Instructions for the task -
Every line of the data below must be output exactly, with images left out.

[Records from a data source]
● ● ● ● ●
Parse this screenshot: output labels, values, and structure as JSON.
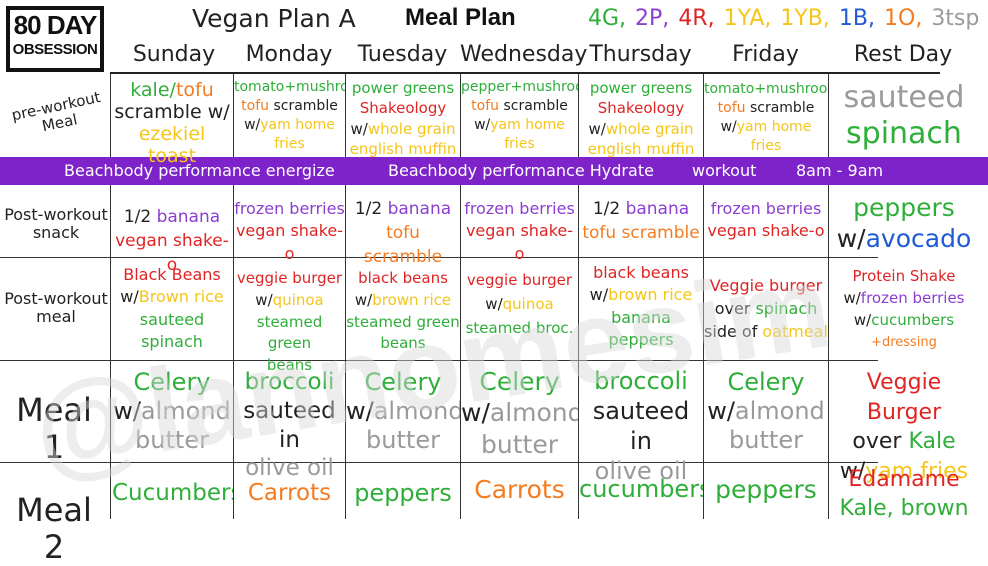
{
  "header": {
    "logo_line1": "80 DAY",
    "logo_line2": "OBSESSION",
    "plan_title": "Vegan Plan A",
    "meal_plan_title": "Meal Plan",
    "legend": [
      "4G,",
      "2P,",
      "4R,",
      "1YA,",
      "1YB,",
      "1B,",
      "1O,",
      "3tsp"
    ],
    "legend_colors": [
      "#2fae39",
      "#8b3fd1",
      "#e02424",
      "#f5c518",
      "#f5c518",
      "#1f5bd6",
      "#f47b20",
      "#9a9a9a"
    ]
  },
  "days": [
    "Sunday",
    "Monday",
    "Tuesday",
    "Wednesday",
    "Thursday",
    "Friday",
    "Rest Day"
  ],
  "row_labels": {
    "pre_workout": "pre-workout Meal",
    "post_snack": "Post-workout snack",
    "post_meal": "Post-workout meal",
    "meal1": "Meal 1",
    "meal2": "Meal 2"
  },
  "banner": {
    "energize": "Beachbody performance energize",
    "hydrate": "Beachbody performance Hydrate",
    "workout": "workout",
    "time": "8am - 9am"
  },
  "pre_workout": [
    [
      "kale/",
      "tofu",
      "scramble w/",
      "ezekiel toast"
    ],
    [
      "tomato+mushroom",
      "tofu",
      " scramble",
      "w/",
      "yam home",
      "fries"
    ],
    [
      "power greens",
      "Shakeology",
      "w/",
      "whole grain",
      "english muffin"
    ],
    [
      "pepper+mushroom",
      "tofu",
      " scramble",
      "w/",
      "yam home",
      "fries"
    ],
    [
      "power greens",
      "Shakeology",
      "w/",
      "whole grain",
      "english muffin"
    ],
    [
      "tomato+mushroom",
      "tofu",
      " scramble",
      "w/",
      "yam home",
      "fries"
    ],
    [
      "sauteed",
      "spinach"
    ]
  ],
  "post_snack": [
    [
      "1/2 ",
      "banana",
      "vegan shake-o"
    ],
    [
      "frozen berries",
      "vegan shake-o"
    ],
    [
      "1/2 ",
      "banana",
      "tofu scramble"
    ],
    [
      "frozen berries",
      "vegan shake-o"
    ],
    [
      "1/2 ",
      "banana",
      "tofu scramble"
    ],
    [
      "frozen berries",
      "vegan shake-o"
    ],
    [
      "peppers",
      "w/",
      "avocado"
    ]
  ],
  "post_meal": [
    [
      "Black Beans",
      "w/",
      "Brown rice",
      "sauteed",
      "spinach"
    ],
    [
      "veggie burger",
      "w/",
      "quinoa",
      "steamed green",
      "beans"
    ],
    [
      "black beans",
      "w/",
      "brown rice",
      "steamed green",
      "beans"
    ],
    [
      "veggie burger",
      "w/",
      "quinoa",
      "steamed broc."
    ],
    [
      "black beans",
      "w/",
      "brown rice",
      "banana",
      "peppers"
    ],
    [
      "Veggie burger",
      "over ",
      "spinach",
      "side of ",
      "oatmeal"
    ],
    [
      "Protein Shake",
      "w/",
      "frozen berries",
      "w/",
      "cucumbers",
      "+dressing"
    ]
  ],
  "meal1": [
    [
      "Celery",
      "w/",
      "almond",
      "butter"
    ],
    [
      "broccoli",
      "sauteed in",
      "olive oil"
    ],
    [
      "Celery",
      "w/",
      "almond",
      "butter"
    ],
    [
      "Celery",
      "w/",
      "almond",
      "butter"
    ],
    [
      "broccoli",
      "sauteed in",
      "olive oil"
    ],
    [
      "Celery",
      "w/",
      "almond",
      "butter"
    ],
    [
      "Veggie Burger",
      "over ",
      "Kale",
      "w/",
      "yam fries"
    ]
  ],
  "meal2": [
    [
      "Cucumbers"
    ],
    [
      "Carrots"
    ],
    [
      "peppers"
    ],
    [
      "Carrots"
    ],
    [
      "cucumbers"
    ],
    [
      "peppers"
    ],
    [
      "Edamame",
      "Kale, brown"
    ]
  ],
  "watermark": "@lannomesim"
}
● ● ● ● ●
Task output -
Parse this screenshot: output labels, values, and structure as JSON.
{
  "header": {
    "logo_line1": "80 DAY",
    "logo_line2": "OBSESSION",
    "plan_title": "Vegan Plan A",
    "meal_plan_title": "Meal Plan",
    "legend": [
      "4G,",
      "2P,",
      "4R,",
      "1YA,",
      "1YB,",
      "1B,",
      "1O,",
      "3tsp"
    ],
    "legend_colors": [
      "#2fae39",
      "#8b3fd1",
      "#e02424",
      "#f5c518",
      "#f5c518",
      "#1f5bd6",
      "#f47b20",
      "#9a9a9a"
    ]
  },
  "days": [
    "Sunday",
    "Monday",
    "Tuesday",
    "Wednesday",
    "Thursday",
    "Friday",
    "Rest Day"
  ],
  "row_labels": {
    "pre_workout": "pre-workout Meal",
    "post_snack": "Post-workout snack",
    "post_meal": "Post-workout meal",
    "meal1": "Meal 1",
    "meal2": "Meal 2"
  },
  "banner": {
    "energize": "Beachbody performance energize",
    "hydrate": "Beachbody performance Hydrate",
    "workout": "workout",
    "time": "8am - 9am"
  },
  "pre_workout": [
    [
      "kale/",
      "tofu",
      "scramble w/",
      "ezekiel toast"
    ],
    [
      "tomato+mushroom",
      "tofu",
      " scramble",
      "w/",
      "yam home",
      "fries"
    ],
    [
      "power greens",
      "Shakeology",
      "w/",
      "whole grain",
      "english muffin"
    ],
    [
      "pepper+mushroom",
      "tofu",
      " scramble",
      "w/",
      "yam home",
      "fries"
    ],
    [
      "power greens",
      "Shakeology",
      "w/",
      "whole grain",
      "english muffin"
    ],
    [
      "tomato+mushroom",
      "tofu",
      " scramble",
      "w/",
      "yam home",
      "fries"
    ],
    [
      "sauteed",
      "spinach"
    ]
  ],
  "post_snack": [
    [
      "1/2 ",
      "banana",
      "vegan shake-o"
    ],
    [
      "frozen berries",
      "vegan shake-o"
    ],
    [
      "1/2 ",
      "banana",
      "tofu scramble"
    ],
    [
      "frozen berries",
      "vegan shake-o"
    ],
    [
      "1/2 ",
      "banana",
      "tofu scramble"
    ],
    [
      "frozen berries",
      "vegan shake-o"
    ],
    [
      "peppers",
      "w/",
      "avocado"
    ]
  ],
  "post_meal": [
    [
      "Black Beans",
      "w/",
      "Brown rice",
      "sauteed",
      "spinach"
    ],
    [
      "veggie burger",
      "w/",
      "quinoa",
      "steamed green",
      "beans"
    ],
    [
      "black beans",
      "w/",
      "brown rice",
      "steamed green",
      "beans"
    ],
    [
      "veggie burger",
      "w/",
      "quinoa",
      "steamed broc."
    ],
    [
      "black beans",
      "w/",
      "brown rice",
      "banana",
      "peppers"
    ],
    [
      "Veggie burger",
      "over ",
      "spinach",
      "side of ",
      "oatmeal"
    ],
    [
      "Protein Shake",
      "w/",
      "frozen berries",
      "w/",
      "cucumbers",
      "+dressing"
    ]
  ],
  "meal1": [
    [
      "Celery",
      "w/",
      "almond",
      "butter"
    ],
    [
      "broccoli",
      "sauteed in",
      "olive oil"
    ],
    [
      "Celery",
      "w/",
      "almond",
      "butter"
    ],
    [
      "Celery",
      "w/",
      "almond",
      "butter"
    ],
    [
      "broccoli",
      "sauteed in",
      "olive oil"
    ],
    [
      "Celery",
      "w/",
      "almond",
      "butter"
    ],
    [
      "Veggie Burger",
      "over ",
      "Kale",
      "w/",
      "yam fries"
    ]
  ],
  "meal2": [
    [
      "Cucumbers"
    ],
    [
      "Carrots"
    ],
    [
      "peppers"
    ],
    [
      "Carrots"
    ],
    [
      "cucumbers"
    ],
    [
      "peppers"
    ],
    [
      "Edamame",
      "Kale, brown"
    ]
  ],
  "watermark": "@lannomesim"
}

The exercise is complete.